[What needs to be done]: State the number of lines that contain "series", with no other text.

[Records shown]:
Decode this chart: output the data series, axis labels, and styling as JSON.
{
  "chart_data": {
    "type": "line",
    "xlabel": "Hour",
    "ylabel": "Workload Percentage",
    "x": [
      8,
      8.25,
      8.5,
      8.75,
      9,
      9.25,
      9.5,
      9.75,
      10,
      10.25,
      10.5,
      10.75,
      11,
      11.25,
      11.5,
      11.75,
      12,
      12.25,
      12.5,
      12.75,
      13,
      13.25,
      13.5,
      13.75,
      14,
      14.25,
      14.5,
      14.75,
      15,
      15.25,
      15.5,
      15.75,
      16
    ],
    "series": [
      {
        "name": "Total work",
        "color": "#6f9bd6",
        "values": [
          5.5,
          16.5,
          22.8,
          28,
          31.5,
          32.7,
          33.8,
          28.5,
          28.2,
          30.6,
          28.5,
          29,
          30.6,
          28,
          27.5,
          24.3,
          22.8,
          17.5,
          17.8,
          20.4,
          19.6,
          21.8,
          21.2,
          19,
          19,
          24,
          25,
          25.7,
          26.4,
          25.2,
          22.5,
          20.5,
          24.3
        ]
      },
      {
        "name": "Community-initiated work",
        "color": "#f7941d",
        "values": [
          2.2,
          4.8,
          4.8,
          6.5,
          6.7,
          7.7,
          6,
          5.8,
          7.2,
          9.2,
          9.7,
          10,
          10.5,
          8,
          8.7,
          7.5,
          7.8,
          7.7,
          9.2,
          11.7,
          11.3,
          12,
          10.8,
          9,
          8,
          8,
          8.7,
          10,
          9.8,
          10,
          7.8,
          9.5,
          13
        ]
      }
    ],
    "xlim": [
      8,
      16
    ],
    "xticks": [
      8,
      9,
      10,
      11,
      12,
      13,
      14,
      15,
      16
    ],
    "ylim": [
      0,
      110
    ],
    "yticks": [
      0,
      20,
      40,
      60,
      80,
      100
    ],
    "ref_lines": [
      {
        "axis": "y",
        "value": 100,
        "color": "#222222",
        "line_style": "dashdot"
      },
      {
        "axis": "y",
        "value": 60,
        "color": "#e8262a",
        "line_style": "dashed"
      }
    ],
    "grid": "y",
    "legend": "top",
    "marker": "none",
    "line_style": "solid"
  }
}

[Exercise response]: 2